Write out all the data again, exactly as it stands.

[Data records]

━━━━━━━━━━━━━━━━━━━━

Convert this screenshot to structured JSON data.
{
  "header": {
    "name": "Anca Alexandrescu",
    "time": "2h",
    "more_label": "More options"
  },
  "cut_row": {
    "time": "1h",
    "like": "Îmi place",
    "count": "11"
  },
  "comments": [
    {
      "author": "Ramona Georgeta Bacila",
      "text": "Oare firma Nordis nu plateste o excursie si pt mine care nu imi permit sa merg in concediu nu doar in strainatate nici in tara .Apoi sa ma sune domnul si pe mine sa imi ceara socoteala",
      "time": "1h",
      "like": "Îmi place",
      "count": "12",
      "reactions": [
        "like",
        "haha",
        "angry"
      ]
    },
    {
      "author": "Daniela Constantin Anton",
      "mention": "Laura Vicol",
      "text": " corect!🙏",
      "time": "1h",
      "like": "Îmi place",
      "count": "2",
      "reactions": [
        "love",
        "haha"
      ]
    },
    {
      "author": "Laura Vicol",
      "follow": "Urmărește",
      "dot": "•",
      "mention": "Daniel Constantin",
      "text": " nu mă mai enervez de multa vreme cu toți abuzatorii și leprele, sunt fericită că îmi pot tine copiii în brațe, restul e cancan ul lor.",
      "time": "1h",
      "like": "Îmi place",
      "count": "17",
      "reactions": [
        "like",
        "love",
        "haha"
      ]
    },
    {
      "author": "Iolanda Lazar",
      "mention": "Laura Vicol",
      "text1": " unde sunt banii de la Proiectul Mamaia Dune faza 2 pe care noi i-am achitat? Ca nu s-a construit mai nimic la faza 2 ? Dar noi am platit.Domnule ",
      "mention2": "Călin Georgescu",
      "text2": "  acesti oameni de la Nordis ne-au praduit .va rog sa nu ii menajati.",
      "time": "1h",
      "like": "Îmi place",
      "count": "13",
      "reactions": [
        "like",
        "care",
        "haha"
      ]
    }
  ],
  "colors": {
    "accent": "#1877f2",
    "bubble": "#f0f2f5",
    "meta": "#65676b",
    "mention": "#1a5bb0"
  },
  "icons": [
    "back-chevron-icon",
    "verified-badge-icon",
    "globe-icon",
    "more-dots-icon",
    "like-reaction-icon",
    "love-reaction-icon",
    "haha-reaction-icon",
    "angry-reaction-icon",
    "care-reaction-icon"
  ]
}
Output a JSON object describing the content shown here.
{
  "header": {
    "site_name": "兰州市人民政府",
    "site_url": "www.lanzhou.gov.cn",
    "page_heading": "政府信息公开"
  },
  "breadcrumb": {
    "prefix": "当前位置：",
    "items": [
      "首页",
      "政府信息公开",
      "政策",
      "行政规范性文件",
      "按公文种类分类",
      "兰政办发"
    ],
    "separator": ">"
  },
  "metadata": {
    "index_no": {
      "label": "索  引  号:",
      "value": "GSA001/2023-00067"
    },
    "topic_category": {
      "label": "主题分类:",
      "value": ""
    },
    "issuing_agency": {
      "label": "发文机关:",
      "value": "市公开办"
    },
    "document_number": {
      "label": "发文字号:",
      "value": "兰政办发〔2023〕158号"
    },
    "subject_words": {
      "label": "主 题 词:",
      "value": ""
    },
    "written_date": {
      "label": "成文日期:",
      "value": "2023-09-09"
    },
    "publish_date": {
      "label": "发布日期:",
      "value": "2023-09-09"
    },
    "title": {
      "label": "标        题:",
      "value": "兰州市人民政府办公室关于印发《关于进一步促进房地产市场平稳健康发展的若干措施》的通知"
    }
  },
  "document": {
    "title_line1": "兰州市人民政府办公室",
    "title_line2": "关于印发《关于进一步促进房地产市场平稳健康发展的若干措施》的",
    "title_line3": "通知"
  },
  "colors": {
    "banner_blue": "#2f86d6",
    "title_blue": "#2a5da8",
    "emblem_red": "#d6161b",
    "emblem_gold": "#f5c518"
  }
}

━━━━━━━━━━━━━━━━━━━━

> Exercise answer:
Convert this screenshot to structured JSON data.
{
  "header": {
    "name": "Anca Alexandrescu",
    "time": "2h",
    "more_label": "More options"
  },
  "cut_row": {
    "time": "1h",
    "like": "Îmi place",
    "count": "11"
  },
  "comments": [
    {
      "author": "Ramona Georgeta Bacila",
      "text": "Oare firma Nordis nu plateste o excursie si pt mine care nu imi permit sa merg in concediu nu doar in strainatate nici in tara .Apoi sa ma sune domnul si pe mine sa imi ceara socoteala",
      "time": "1h",
      "like": "Îmi place",
      "count": "12",
      "reactions": [
        "like",
        "haha",
        "angry"
      ]
    },
    {
      "author": "Daniela Constantin Anton",
      "mention": "Laura Vicol",
      "text": " corect!🙏",
      "time": "1h",
      "like": "Îmi place",
      "count": "2",
      "reactions": [
        "love",
        "haha"
      ]
    },
    {
      "author": "Laura Vicol",
      "follow": "Urmărește",
      "dot": "•",
      "mention": "Daniel Constantin",
      "text": " nu mă mai enervez de multa vreme cu toți abuzatorii și leprele, sunt fericită că îmi pot tine copiii în brațe, restul e cancan ul lor.",
      "time": "1h",
      "like": "Îmi place",
      "count": "17",
      "reactions": [
        "like",
        "love",
        "haha"
      ]
    },
    {
      "author": "Iolanda Lazar",
      "mention": "Laura Vicol",
      "text1": " unde sunt banii de la Proiectul Mamaia Dune faza 2 pe care noi i-am achitat? Ca nu s-a construit mai nimic la faza 2 ? Dar noi am platit.Domnule ",
      "mention2": "Călin Georgescu",
      "text2": "  acesti oameni de la Nordis ne-au praduit .va rog sa nu ii menajati.",
      "time": "1h",
      "like": "Îmi place",
      "count": "13",
      "reactions": [
        "like",
        "care",
        "haha"
      ]
    }
  ],
  "colors": {
    "accent": "#1877f2",
    "bubble": "#f0f2f5",
    "meta": "#65676b",
    "mention": "#1a5bb0"
  },
  "icons": [
    "back-chevron-icon",
    "verified-badge-icon",
    "globe-icon",
    "more-dots-icon",
    "like-reaction-icon",
    "love-reaction-icon",
    "haha-reaction-icon",
    "angry-reaction-icon",
    "care-reaction-icon"
  ]
}
Output a JSON object describing the content shown here.
{
  "header": {
    "site_name": "兰州市人民政府",
    "site_url": "www.lanzhou.gov.cn",
    "page_heading": "政府信息公开"
  },
  "breadcrumb": {
    "prefix": "当前位置：",
    "items": [
      "首页",
      "政府信息公开",
      "政策",
      "行政规范性文件",
      "按公文种类分类",
      "兰政办发"
    ],
    "separator": ">"
  },
  "metadata": {
    "index_no": {
      "label": "索  引  号:",
      "value": "GSA001/2023-00067"
    },
    "topic_category": {
      "label": "主题分类:",
      "value": ""
    },
    "issuing_agency": {
      "label": "发文机关:",
      "value": "市公开办"
    },
    "document_number": {
      "label": "发文字号:",
      "value": "兰政办发〔2023〕158号"
    },
    "subject_words": {
      "label": "主 题 词:",
      "value": ""
    },
    "written_date": {
      "label": "成文日期:",
      "value": "2023-09-09"
    },
    "publish_date": {
      "label": "发布日期:",
      "value": "2023-09-09"
    },
    "title": {
      "label": "标        题:",
      "value": "兰州市人民政府办公室关于印发《关于进一步促进房地产市场平稳健康发展的若干措施》的通知"
    }
  },
  "document": {
    "title_line1": "兰州市人民政府办公室",
    "title_line2": "关于印发《关于进一步促进房地产市场平稳健康发展的若干措施》的",
    "title_line3": "通知"
  },
  "colors": {
    "banner_blue": "#2f86d6",
    "title_blue": "#2a5da8",
    "emblem_red": "#d6161b",
    "emblem_gold": "#f5c518"
  }
}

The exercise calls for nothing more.